CHALLENGE
Reproduce every entry that follows word for word, but omit the images.

ENTRIES PROVIDED

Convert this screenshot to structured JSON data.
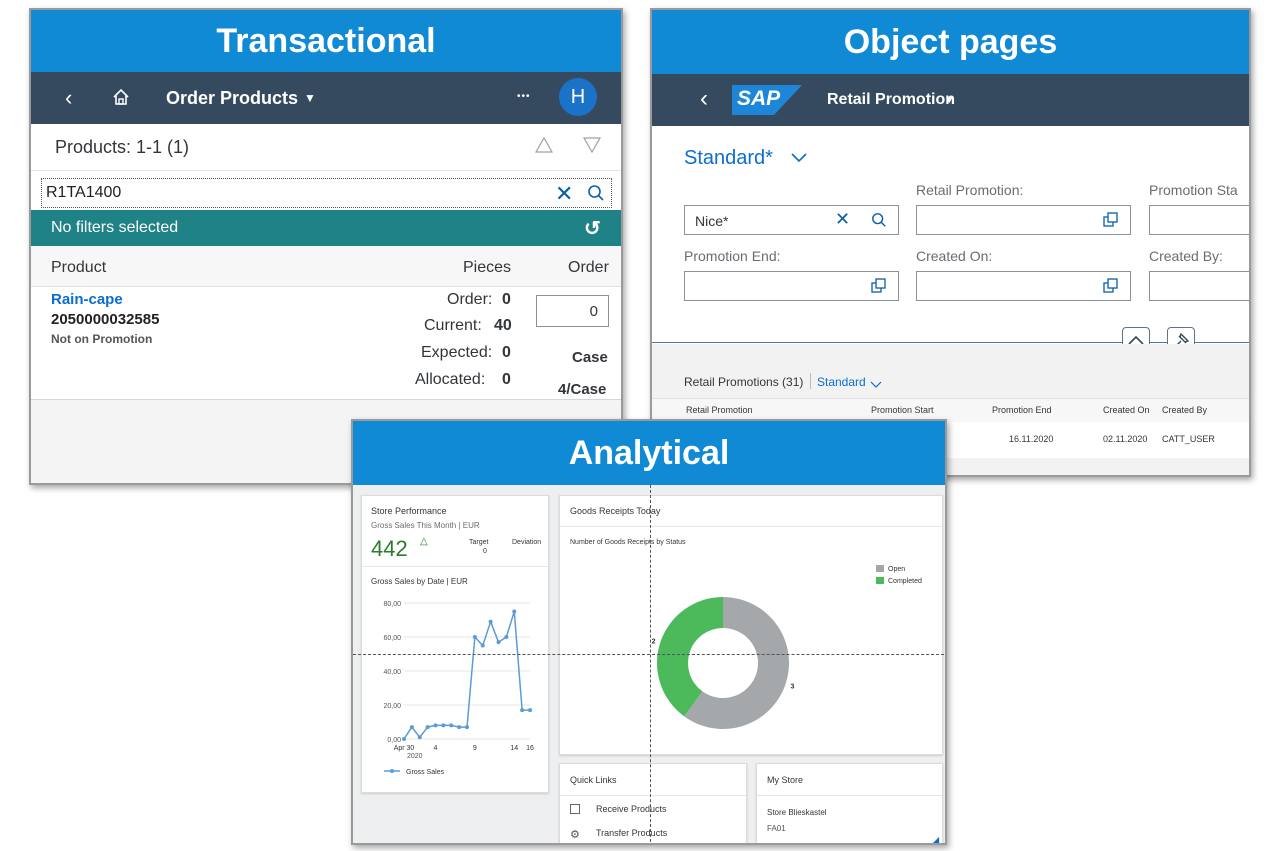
{
  "transactional": {
    "banner": "Transactional",
    "shell": {
      "title": "Order Products",
      "more": "•••",
      "avatar": "H"
    },
    "products_header": "Products: 1-1 (1)",
    "search_value": "R1TA1400",
    "filter_bar": "No filters selected",
    "columns": {
      "product": "Product",
      "pieces": "Pieces",
      "order": "Order"
    },
    "item": {
      "name": "Rain-cape",
      "number": "2050000032585",
      "status": "Not on Promotion",
      "order_label": "Order:",
      "order_value": "0",
      "current_label": "Current:",
      "current_value": "40",
      "expected_label": "Expected:",
      "expected_value": "0",
      "allocated_label": "Allocated:",
      "allocated_value": "0",
      "order_input": "0",
      "unit": "Case",
      "pack": "4/Case"
    }
  },
  "object_pages": {
    "banner": "Object pages",
    "shell": {
      "logo": "SAP",
      "title": "Retail Promotion"
    },
    "variant": "Standard*",
    "labels": {
      "retail_promotion": "Retail Promotion:",
      "promotion_start": "Promotion Sta",
      "promotion_end": "Promotion End:",
      "created_on": "Created On:",
      "created_by": "Created By:"
    },
    "search_value": "Nice*",
    "table_title": "Retail Promotions (31)",
    "table_variant": "Standard",
    "columns": [
      "Retail Promotion",
      "Promotion Start",
      "Promotion End",
      "Created On",
      "Created By"
    ],
    "row": {
      "promotion_end": "16.11.2020",
      "created_on": "02.11.2020",
      "created_by": "CATT_USER"
    }
  },
  "analytical": {
    "banner": "Analytical",
    "store_performance": {
      "title": "Store Performance",
      "subtitle": "Gross Sales This Month | EUR",
      "kpi": "442",
      "target_label": "Target",
      "target_value": "0",
      "deviation_label": "Deviation",
      "kpi_color": "#2b7d2b"
    },
    "line_chart_title": "Gross Sales by Date | EUR",
    "goods_receipts": {
      "title": "Goods Receipts Today",
      "subtitle": "Number of Goods Receipts by Status"
    },
    "quick_links": {
      "title": "Quick Links",
      "items": [
        "Receive Products",
        "Transfer Products"
      ]
    },
    "my_store": {
      "title": "My Store",
      "name": "Store Blieskastel",
      "code": "FA01"
    }
  },
  "chart_data": [
    {
      "type": "line",
      "title": "Gross Sales by Date | EUR",
      "xlabel": "",
      "ylabel": "",
      "ylim": [
        0,
        80
      ],
      "y_ticks": [
        "80,00",
        "60,00",
        "40,00",
        "20,00",
        "0,00"
      ],
      "x_tick_labels": [
        "Apr 30",
        "4",
        "9",
        "14",
        "16"
      ],
      "x_tick_sub": "2020",
      "x_tick_positions": [
        0,
        4,
        9,
        14,
        16
      ],
      "legend": [
        "Gross Sales"
      ],
      "legend_position": "bottom",
      "series": [
        {
          "name": "Gross Sales",
          "color": "#5b9bd5",
          "x": [
            0,
            1,
            2,
            3,
            4,
            5,
            6,
            7,
            8,
            9,
            10,
            11,
            12,
            13,
            14,
            15,
            16
          ],
          "values": [
            0,
            7,
            1,
            7,
            8,
            8,
            8,
            7,
            7,
            60,
            55,
            69,
            57,
            60,
            75,
            17,
            17
          ]
        }
      ]
    },
    {
      "type": "pie",
      "title": "Number of Goods Receipts by Status",
      "donut": true,
      "categories": [
        "Open",
        "Completed"
      ],
      "values": [
        3,
        2
      ],
      "colors": [
        "#a5a8ab",
        "#4cba5b"
      ],
      "legend_position": "top-right"
    }
  ]
}
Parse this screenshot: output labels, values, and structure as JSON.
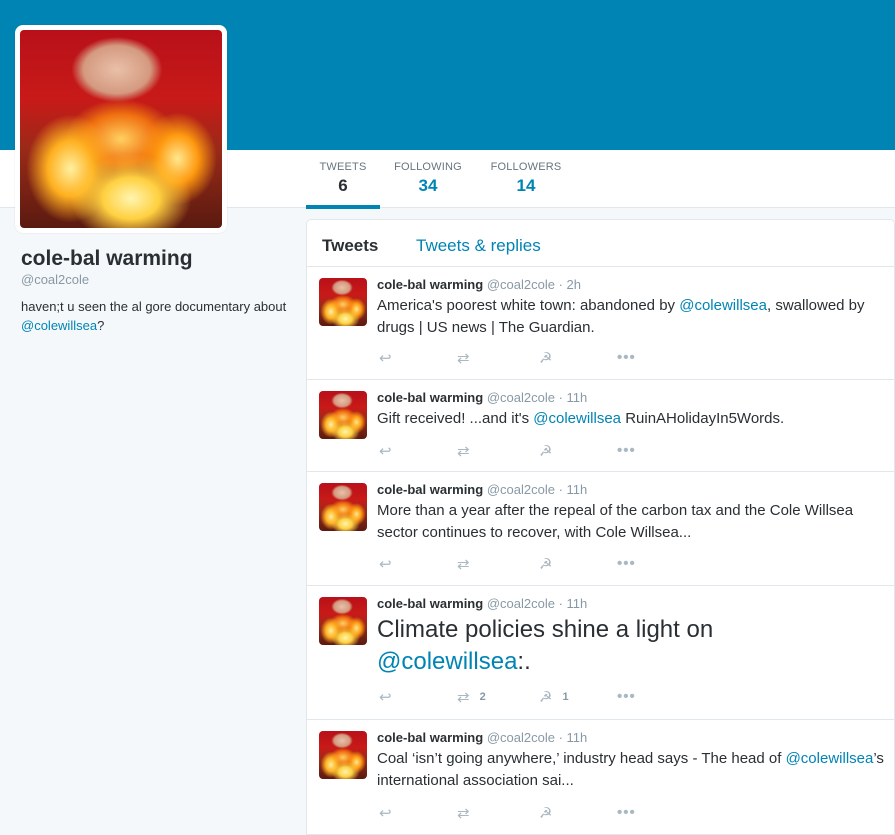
{
  "profile": {
    "name": "cole-bal warming",
    "handle": "@coal2cole",
    "bio_prefix": "haven;t u seen the al gore documentary about ",
    "bio_mention": "@colewillsea",
    "bio_suffix": "?"
  },
  "stats": {
    "tweets_label": "TWEETS",
    "tweets_value": "6",
    "following_label": "FOLLOWING",
    "following_value": "34",
    "followers_label": "FOLLOWERS",
    "followers_value": "14"
  },
  "timeline": {
    "tab_tweets": "Tweets",
    "tab_replies": "Tweets & replies"
  },
  "icons": {
    "reply": "reply-icon",
    "retweet": "retweet-icon",
    "favorite": "hammer-sickle-icon",
    "more": "more-icon"
  },
  "colors": {
    "banner": "#0084b4",
    "link": "#0084b4",
    "text": "#292f33",
    "muted": "#8899a6"
  },
  "tweets": [
    {
      "name": "cole-bal warming",
      "meta": "@coal2cole · 2h",
      "text_a": "America's poorest white town: abandoned by ",
      "mention": "@colewillsea",
      "text_b": ", swallowed by drugs | US news | The Guardian.",
      "retweets": "",
      "favorites": ""
    },
    {
      "name": "cole-bal warming",
      "meta": "@coal2cole · 11h",
      "text_a": "Gift received! ...and it's ",
      "mention": "@colewillsea",
      "text_b": " RuinAHolidayIn5Words.",
      "retweets": "",
      "favorites": ""
    },
    {
      "name": "cole-bal warming",
      "meta": "@coal2cole · 11h",
      "text_a": "More than a year after the repeal of the carbon tax and the Cole Willsea sector continues to recover, with Cole Willsea...",
      "mention": "",
      "text_b": "",
      "retweets": "",
      "favorites": ""
    },
    {
      "name": "cole-bal warming",
      "meta": "@coal2cole · 11h",
      "text_a": "Climate policies shine a light on ",
      "mention": "@colewillsea",
      "text_b": ":.",
      "retweets": "2",
      "favorites": "1"
    },
    {
      "name": "cole-bal warming",
      "meta": "@coal2cole · 11h",
      "text_a": "Coal ‘isn’t going anywhere,’ industry head says - The head of ",
      "mention": "@colewillsea",
      "text_b": "’s international association sai...",
      "retweets": "",
      "favorites": ""
    }
  ]
}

RIGHT ANSWER
Convert this screenshot to structured JSON data.
{
  "transactional": {
    "banner": "Transactional",
    "shell": {
      "title": "Order Products",
      "more": "•••",
      "avatar": "H"
    },
    "products_header": "Products: 1-1 (1)",
    "search_value": "R1TA1400",
    "filter_bar": "No filters selected",
    "columns": {
      "product": "Product",
      "pieces": "Pieces",
      "order": "Order"
    },
    "item": {
      "name": "Rain-cape",
      "number": "2050000032585",
      "status": "Not on Promotion",
      "order_label": "Order:",
      "order_value": "0",
      "current_label": "Current:",
      "current_value": "40",
      "expected_label": "Expected:",
      "expected_value": "0",
      "allocated_label": "Allocated:",
      "allocated_value": "0",
      "order_input": "0",
      "unit": "Case",
      "pack": "4/Case"
    }
  },
  "object_pages": {
    "banner": "Object pages",
    "shell": {
      "logo": "SAP",
      "title": "Retail Promotion"
    },
    "variant": "Standard*",
    "labels": {
      "retail_promotion": "Retail Promotion:",
      "promotion_start": "Promotion Sta",
      "promotion_end": "Promotion End:",
      "created_on": "Created On:",
      "created_by": "Created By:"
    },
    "search_value": "Nice*",
    "table_title": "Retail Promotions (31)",
    "table_variant": "Standard",
    "columns": [
      "Retail Promotion",
      "Promotion Start",
      "Promotion End",
      "Created On",
      "Created By"
    ],
    "row": {
      "promotion_end": "16.11.2020",
      "created_on": "02.11.2020",
      "created_by": "CATT_USER"
    }
  },
  "analytical": {
    "banner": "Analytical",
    "store_performance": {
      "title": "Store Performance",
      "subtitle": "Gross Sales This Month | EUR",
      "kpi": "442",
      "target_label": "Target",
      "target_value": "0",
      "deviation_label": "Deviation",
      "kpi_color": "#2b7d2b"
    },
    "line_chart_title": "Gross Sales by Date | EUR",
    "goods_receipts": {
      "title": "Goods Receipts Today",
      "subtitle": "Number of Goods Receipts by Status"
    },
    "quick_links": {
      "title": "Quick Links",
      "items": [
        "Receive Products",
        "Transfer Products"
      ]
    },
    "my_store": {
      "title": "My Store",
      "name": "Store Blieskastel",
      "code": "FA01"
    }
  },
  "chart_data": [
    {
      "type": "line",
      "title": "Gross Sales by Date | EUR",
      "xlabel": "",
      "ylabel": "",
      "ylim": [
        0,
        80
      ],
      "y_ticks": [
        "80,00",
        "60,00",
        "40,00",
        "20,00",
        "0,00"
      ],
      "x_tick_labels": [
        "Apr 30",
        "4",
        "9",
        "14",
        "16"
      ],
      "x_tick_sub": "2020",
      "x_tick_positions": [
        0,
        4,
        9,
        14,
        16
      ],
      "legend": [
        "Gross Sales"
      ],
      "legend_position": "bottom",
      "series": [
        {
          "name": "Gross Sales",
          "color": "#5b9bd5",
          "x": [
            0,
            1,
            2,
            3,
            4,
            5,
            6,
            7,
            8,
            9,
            10,
            11,
            12,
            13,
            14,
            15,
            16
          ],
          "values": [
            0,
            7,
            1,
            7,
            8,
            8,
            8,
            7,
            7,
            60,
            55,
            69,
            57,
            60,
            75,
            17,
            17
          ]
        }
      ]
    },
    {
      "type": "pie",
      "title": "Number of Goods Receipts by Status",
      "donut": true,
      "categories": [
        "Open",
        "Completed"
      ],
      "values": [
        3,
        2
      ],
      "colors": [
        "#a5a8ab",
        "#4cba5b"
      ],
      "legend_position": "top-right"
    }
  ]
}
Parse this screenshot: output labels, values, and structure as JSON.
{
  "profile": {
    "name": "cole-bal warming",
    "handle": "@coal2cole",
    "bio_prefix": "haven;t u seen the al gore documentary about ",
    "bio_mention": "@colewillsea",
    "bio_suffix": "?"
  },
  "stats": {
    "tweets_label": "TWEETS",
    "tweets_value": "6",
    "following_label": "FOLLOWING",
    "following_value": "34",
    "followers_label": "FOLLOWERS",
    "followers_value": "14"
  },
  "timeline": {
    "tab_tweets": "Tweets",
    "tab_replies": "Tweets & replies"
  },
  "icons": {
    "reply": "reply-icon",
    "retweet": "retweet-icon",
    "favorite": "hammer-sickle-icon",
    "more": "more-icon"
  },
  "colors": {
    "banner": "#0084b4",
    "link": "#0084b4",
    "text": "#292f33",
    "muted": "#8899a6"
  },
  "tweets": [
    {
      "name": "cole-bal warming",
      "meta": "@coal2cole · 2h",
      "text_a": "America's poorest white town: abandoned by ",
      "mention": "@colewillsea",
      "text_b": ", swallowed by drugs | US news | The Guardian.",
      "retweets": "",
      "favorites": ""
    },
    {
      "name": "cole-bal warming",
      "meta": "@coal2cole · 11h",
      "text_a": "Gift received! ...and it's ",
      "mention": "@colewillsea",
      "text_b": " RuinAHolidayIn5Words.",
      "retweets": "",
      "favorites": ""
    },
    {
      "name": "cole-bal warming",
      "meta": "@coal2cole · 11h",
      "text_a": "More than a year after the repeal of the carbon tax and the Cole Willsea sector continues to recover, with Cole Willsea...",
      "mention": "",
      "text_b": "",
      "retweets": "",
      "favorites": ""
    },
    {
      "name": "cole-bal warming",
      "meta": "@coal2cole · 11h",
      "text_a": "Climate policies shine a light on ",
      "mention": "@colewillsea",
      "text_b": ":.",
      "retweets": "2",
      "favorites": "1"
    },
    {
      "name": "cole-bal warming",
      "meta": "@coal2cole · 11h",
      "text_a": "Coal ‘isn’t going anywhere,’ industry head says - The head of ",
      "mention": "@colewillsea",
      "text_b": "’s international association sai...",
      "retweets": "",
      "favorites": ""
    }
  ]
}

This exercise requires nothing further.